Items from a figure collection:
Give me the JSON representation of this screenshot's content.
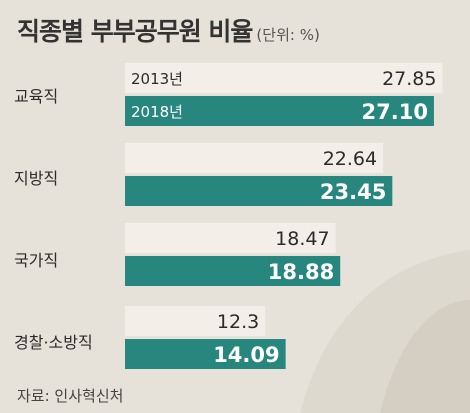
{
  "colors": {
    "bar_2013": "#f3efe8",
    "bar_2018": "#27877e",
    "background": "#e7e2d9"
  },
  "title": "직종별 부부공무원 비율",
  "unit": "(단위: %)",
  "source": "자료: 인사혁신처",
  "chart_data": {
    "type": "bar",
    "orientation": "horizontal",
    "categories": [
      "교육직",
      "지방직",
      "국가직",
      "경찰·소방직"
    ],
    "series": [
      {
        "name": "2013년",
        "values": [
          27.85,
          22.64,
          18.47,
          12.3
        ]
      },
      {
        "name": "2018년",
        "values": [
          27.1,
          23.45,
          18.88,
          14.09
        ]
      }
    ],
    "data_labels": {
      "2013년": [
        "27.85",
        "22.64",
        "18.47",
        "12.3"
      ],
      "2018년": [
        "27.10",
        "23.45",
        "18.88",
        "14.09"
      ]
    },
    "title": "직종별 부부공무원 비율",
    "xlabel": "",
    "ylabel": "",
    "grid": false,
    "legend": "inline-first-category"
  }
}
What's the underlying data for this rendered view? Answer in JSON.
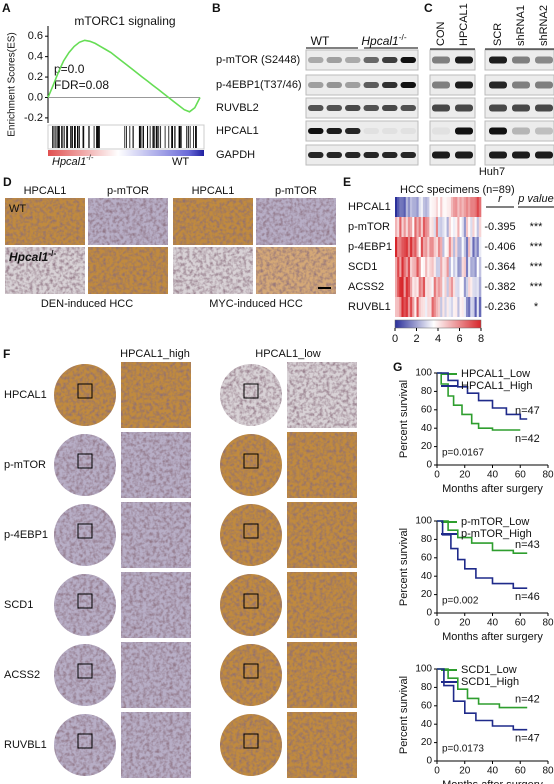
{
  "panel_labels": [
    "A",
    "B",
    "C",
    "D",
    "E",
    "F",
    "G"
  ],
  "A": {
    "type": "line",
    "title": "mTORC1 signaling",
    "ylabel": "Enrichment Scores(ES)",
    "color": "#66dd55",
    "values": [
      0,
      0.12,
      0.25,
      0.36,
      0.44,
      0.5,
      0.54,
      0.56,
      0.55,
      0.53,
      0.5,
      0.47,
      0.44,
      0.4,
      0.36,
      0.32,
      0.28,
      0.24,
      0.2,
      0.16,
      0.12,
      0.08,
      0.04,
      0,
      -0.04,
      -0.08,
      -0.12,
      -0.14,
      -0.1,
      0
    ],
    "ylim": [
      -0.25,
      0.7
    ],
    "yticks": [
      0.6,
      0.4,
      0.2,
      {
        "value": 0,
        "label": "0.0"
      },
      -0.2
    ],
    "stats": [
      "p=0.0",
      "FDR=0.08"
    ],
    "groups": [
      {
        "name": "Hpcal1",
        "sup": "-/-"
      },
      {
        "name": "WT"
      }
    ]
  },
  "B": {
    "groups": [
      {
        "name": "WT"
      },
      {
        "name": "Hpcal1",
        "sup": "-/-"
      }
    ],
    "rows": [
      "p-mTOR (S2448)",
      "p-4EBP1(T37/46)",
      "RUVBL2",
      "HPCAL1",
      "GAPDH"
    ]
  },
  "C": {
    "lanes": [
      "CON",
      "HPCAL1",
      "SCR",
      "shRNA1",
      "shRNA2"
    ],
    "cell_line": "Huh7"
  },
  "D": {
    "columns": [
      "HPCAL1",
      "p-mTOR",
      "HPCAL1",
      "p-mTOR"
    ],
    "rows": [
      {
        "name": "WT"
      },
      {
        "name": "Hpcal1",
        "sup": "-/-"
      }
    ],
    "models": [
      "DEN-induced HCC",
      "MYC-induced HCC"
    ]
  },
  "E": {
    "type": "heatmap",
    "title": "HCC specimens (n=89)",
    "headers": [
      "r",
      "p value"
    ],
    "rows": [
      {
        "name": "HPCAL1"
      },
      {
        "name": "p-mTOR",
        "r": -0.395,
        "p": "***"
      },
      {
        "name": "p-4EBP1",
        "r": -0.406,
        "p": "***"
      },
      {
        "name": "SCD1",
        "r": -0.364,
        "p": "***"
      },
      {
        "name": "ACSS2",
        "r": -0.382,
        "p": "***"
      },
      {
        "name": "RUVBL1",
        "r": -0.236,
        "p": "*"
      }
    ],
    "colorbar": {
      "range": [
        0,
        8
      ],
      "ticks": [
        0,
        2,
        4,
        6,
        8
      ]
    }
  },
  "F": {
    "groups": [
      "HPCAL1_high",
      "HPCAL1_low"
    ],
    "stains": [
      "HPCAL1",
      "p-mTOR",
      "p-4EBP1",
      "SCD1",
      "ACSS2",
      "RUVBL1"
    ]
  },
  "G": {
    "charts": [
      {
        "type": "line",
        "xlabel": "Months after surgery",
        "ylabel": "Percent survival",
        "pvalue": "p=0.0167",
        "xlim": [
          0,
          80
        ],
        "xticks": [
          0,
          20,
          40,
          60,
          80
        ],
        "ylim": [
          0,
          100
        ],
        "yticks": [
          0,
          20,
          40,
          60,
          80,
          100
        ],
        "series": [
          {
            "name": "HPCAL1_Low",
            "n": "n=42",
            "color": "#2e9e2e",
            "x": [
              0,
              3,
              3,
              8,
              8,
              12,
              12,
              18,
              18,
              25,
              25,
              30,
              30,
              40,
              40,
              60
            ],
            "values": [
              100,
              100,
              88,
              88,
              75,
              75,
              65,
              65,
              55,
              55,
              45,
              45,
              40,
              40,
              38,
              38
            ]
          },
          {
            "name": "HPCAL1_High",
            "n": "n=47",
            "color": "#1f2a8a",
            "x": [
              0,
              8,
              8,
              15,
              15,
              22,
              22,
              30,
              30,
              40,
              40,
              50,
              50,
              60,
              60,
              65
            ],
            "values": [
              100,
              100,
              92,
              92,
              85,
              85,
              78,
              78,
              70,
              70,
              62,
              62,
              55,
              55,
              50,
              50
            ]
          }
        ]
      },
      {
        "type": "line",
        "xlabel": "Months after surgery",
        "ylabel": "Percent survival",
        "pvalue": "p=0.002",
        "xlim": [
          0,
          80
        ],
        "xticks": [
          0,
          20,
          40,
          60,
          80
        ],
        "ylim": [
          0,
          100
        ],
        "yticks": [
          0,
          20,
          40,
          60,
          80,
          100
        ],
        "series": [
          {
            "name": "p-mTOR_Low",
            "n": "n=43",
            "color": "#2e9e2e",
            "x": [
              0,
              8,
              8,
              15,
              15,
              25,
              25,
              40,
              40,
              55,
              55,
              65
            ],
            "values": [
              100,
              100,
              90,
              90,
              82,
              82,
              76,
              76,
              68,
              68,
              65,
              65
            ]
          },
          {
            "name": "p-mTOR_High",
            "n": "n=46",
            "color": "#1f2a8a",
            "x": [
              0,
              4,
              4,
              10,
              10,
              15,
              15,
              20,
              20,
              28,
              28,
              40,
              40,
              55,
              55,
              65
            ],
            "values": [
              100,
              100,
              85,
              85,
              70,
              70,
              58,
              58,
              48,
              48,
              38,
              38,
              32,
              32,
              27,
              27
            ]
          }
        ]
      },
      {
        "type": "line",
        "xlabel": "Months after surgery",
        "ylabel": "Percent survival",
        "pvalue": "p=0.0173",
        "xlim": [
          0,
          80
        ],
        "xticks": [
          0,
          20,
          40,
          60,
          80
        ],
        "ylim": [
          0,
          100
        ],
        "yticks": [
          0,
          20,
          40,
          60,
          80,
          100
        ],
        "series": [
          {
            "name": "SCD1_Low",
            "n": "n=42",
            "color": "#2e9e2e",
            "x": [
              0,
              8,
              8,
              15,
              15,
              22,
              22,
              30,
              30,
              45,
              45,
              65
            ],
            "values": [
              100,
              100,
              90,
              90,
              78,
              78,
              68,
              68,
              62,
              62,
              58,
              58
            ]
          },
          {
            "name": "SCD1_High",
            "n": "n=47",
            "color": "#1f2a8a",
            "x": [
              0,
              5,
              5,
              12,
              12,
              20,
              20,
              28,
              28,
              40,
              40,
              55,
              55,
              65
            ],
            "values": [
              100,
              100,
              82,
              82,
              65,
              65,
              52,
              52,
              44,
              44,
              38,
              38,
              34,
              34
            ]
          }
        ]
      }
    ]
  }
}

§ **What you are asked to do**
Reproduce the material word for word, minus the images.

§ **Task output**
Give me the JSON representation of this screenshot's content.
{
  "colors": {
    "bar_2013": "#f3efe8",
    "bar_2018": "#27877e",
    "background": "#e7e2d9"
  },
  "title": "직종별 부부공무원 비율",
  "unit": "(단위: %)",
  "source": "자료: 인사혁신처",
  "chart_data": {
    "type": "bar",
    "orientation": "horizontal",
    "categories": [
      "교육직",
      "지방직",
      "국가직",
      "경찰·소방직"
    ],
    "series": [
      {
        "name": "2013년",
        "values": [
          27.85,
          22.64,
          18.47,
          12.3
        ]
      },
      {
        "name": "2018년",
        "values": [
          27.1,
          23.45,
          18.88,
          14.09
        ]
      }
    ],
    "data_labels": {
      "2013년": [
        "27.85",
        "22.64",
        "18.47",
        "12.3"
      ],
      "2018년": [
        "27.10",
        "23.45",
        "18.88",
        "14.09"
      ]
    },
    "title": "직종별 부부공무원 비율",
    "xlabel": "",
    "ylabel": "",
    "grid": false,
    "legend": "inline-first-category"
  }
}
What's the underlying data for this rendered view? Answer in JSON.
{
  "panel_labels": [
    "A",
    "B",
    "C",
    "D",
    "E",
    "F",
    "G"
  ],
  "A": {
    "type": "line",
    "title": "mTORC1 signaling",
    "ylabel": "Enrichment Scores(ES)",
    "color": "#66dd55",
    "values": [
      0,
      0.12,
      0.25,
      0.36,
      0.44,
      0.5,
      0.54,
      0.56,
      0.55,
      0.53,
      0.5,
      0.47,
      0.44,
      0.4,
      0.36,
      0.32,
      0.28,
      0.24,
      0.2,
      0.16,
      0.12,
      0.08,
      0.04,
      0,
      -0.04,
      -0.08,
      -0.12,
      -0.14,
      -0.1,
      0
    ],
    "ylim": [
      -0.25,
      0.7
    ],
    "yticks": [
      0.6,
      0.4,
      0.2,
      {
        "value": 0,
        "label": "0.0"
      },
      -0.2
    ],
    "stats": [
      "p=0.0",
      "FDR=0.08"
    ],
    "groups": [
      {
        "name": "Hpcal1",
        "sup": "-/-"
      },
      {
        "name": "WT"
      }
    ]
  },
  "B": {
    "groups": [
      {
        "name": "WT"
      },
      {
        "name": "Hpcal1",
        "sup": "-/-"
      }
    ],
    "rows": [
      "p-mTOR (S2448)",
      "p-4EBP1(T37/46)",
      "RUVBL2",
      "HPCAL1",
      "GAPDH"
    ]
  },
  "C": {
    "lanes": [
      "CON",
      "HPCAL1",
      "SCR",
      "shRNA1",
      "shRNA2"
    ],
    "cell_line": "Huh7"
  },
  "D": {
    "columns": [
      "HPCAL1",
      "p-mTOR",
      "HPCAL1",
      "p-mTOR"
    ],
    "rows": [
      {
        "name": "WT"
      },
      {
        "name": "Hpcal1",
        "sup": "-/-"
      }
    ],
    "models": [
      "DEN-induced HCC",
      "MYC-induced HCC"
    ]
  },
  "E": {
    "type": "heatmap",
    "title": "HCC specimens (n=89)",
    "headers": [
      "r",
      "p value"
    ],
    "rows": [
      {
        "name": "HPCAL1"
      },
      {
        "name": "p-mTOR",
        "r": -0.395,
        "p": "***"
      },
      {
        "name": "p-4EBP1",
        "r": -0.406,
        "p": "***"
      },
      {
        "name": "SCD1",
        "r": -0.364,
        "p": "***"
      },
      {
        "name": "ACSS2",
        "r": -0.382,
        "p": "***"
      },
      {
        "name": "RUVBL1",
        "r": -0.236,
        "p": "*"
      }
    ],
    "colorbar": {
      "range": [
        0,
        8
      ],
      "ticks": [
        0,
        2,
        4,
        6,
        8
      ]
    }
  },
  "F": {
    "groups": [
      "HPCAL1_high",
      "HPCAL1_low"
    ],
    "stains": [
      "HPCAL1",
      "p-mTOR",
      "p-4EBP1",
      "SCD1",
      "ACSS2",
      "RUVBL1"
    ]
  },
  "G": {
    "charts": [
      {
        "type": "line",
        "xlabel": "Months after surgery",
        "ylabel": "Percent survival",
        "pvalue": "p=0.0167",
        "xlim": [
          0,
          80
        ],
        "xticks": [
          0,
          20,
          40,
          60,
          80
        ],
        "ylim": [
          0,
          100
        ],
        "yticks": [
          0,
          20,
          40,
          60,
          80,
          100
        ],
        "series": [
          {
            "name": "HPCAL1_Low",
            "n": "n=42",
            "color": "#2e9e2e",
            "x": [
              0,
              3,
              3,
              8,
              8,
              12,
              12,
              18,
              18,
              25,
              25,
              30,
              30,
              40,
              40,
              60
            ],
            "values": [
              100,
              100,
              88,
              88,
              75,
              75,
              65,
              65,
              55,
              55,
              45,
              45,
              40,
              40,
              38,
              38
            ]
          },
          {
            "name": "HPCAL1_High",
            "n": "n=47",
            "color": "#1f2a8a",
            "x": [
              0,
              8,
              8,
              15,
              15,
              22,
              22,
              30,
              30,
              40,
              40,
              50,
              50,
              60,
              60,
              65
            ],
            "values": [
              100,
              100,
              92,
              92,
              85,
              85,
              78,
              78,
              70,
              70,
              62,
              62,
              55,
              55,
              50,
              50
            ]
          }
        ]
      },
      {
        "type": "line",
        "xlabel": "Months after surgery",
        "ylabel": "Percent survival",
        "pvalue": "p=0.002",
        "xlim": [
          0,
          80
        ],
        "xticks": [
          0,
          20,
          40,
          60,
          80
        ],
        "ylim": [
          0,
          100
        ],
        "yticks": [
          0,
          20,
          40,
          60,
          80,
          100
        ],
        "series": [
          {
            "name": "p-mTOR_Low",
            "n": "n=43",
            "color": "#2e9e2e",
            "x": [
              0,
              8,
              8,
              15,
              15,
              25,
              25,
              40,
              40,
              55,
              55,
              65
            ],
            "values": [
              100,
              100,
              90,
              90,
              82,
              82,
              76,
              76,
              68,
              68,
              65,
              65
            ]
          },
          {
            "name": "p-mTOR_High",
            "n": "n=46",
            "color": "#1f2a8a",
            "x": [
              0,
              4,
              4,
              10,
              10,
              15,
              15,
              20,
              20,
              28,
              28,
              40,
              40,
              55,
              55,
              65
            ],
            "values": [
              100,
              100,
              85,
              85,
              70,
              70,
              58,
              58,
              48,
              48,
              38,
              38,
              32,
              32,
              27,
              27
            ]
          }
        ]
      },
      {
        "type": "line",
        "xlabel": "Months after surgery",
        "ylabel": "Percent survival",
        "pvalue": "p=0.0173",
        "xlim": [
          0,
          80
        ],
        "xticks": [
          0,
          20,
          40,
          60,
          80
        ],
        "ylim": [
          0,
          100
        ],
        "yticks": [
          0,
          20,
          40,
          60,
          80,
          100
        ],
        "series": [
          {
            "name": "SCD1_Low",
            "n": "n=42",
            "color": "#2e9e2e",
            "x": [
              0,
              8,
              8,
              15,
              15,
              22,
              22,
              30,
              30,
              45,
              45,
              65
            ],
            "values": [
              100,
              100,
              90,
              90,
              78,
              78,
              68,
              68,
              62,
              62,
              58,
              58
            ]
          },
          {
            "name": "SCD1_High",
            "n": "n=47",
            "color": "#1f2a8a",
            "x": [
              0,
              5,
              5,
              12,
              12,
              20,
              20,
              28,
              28,
              40,
              40,
              55,
              55,
              65
            ],
            "values": [
              100,
              100,
              82,
              82,
              65,
              65,
              52,
              52,
              44,
              44,
              38,
              38,
              34,
              34
            ]
          }
        ]
      }
    ]
  }
}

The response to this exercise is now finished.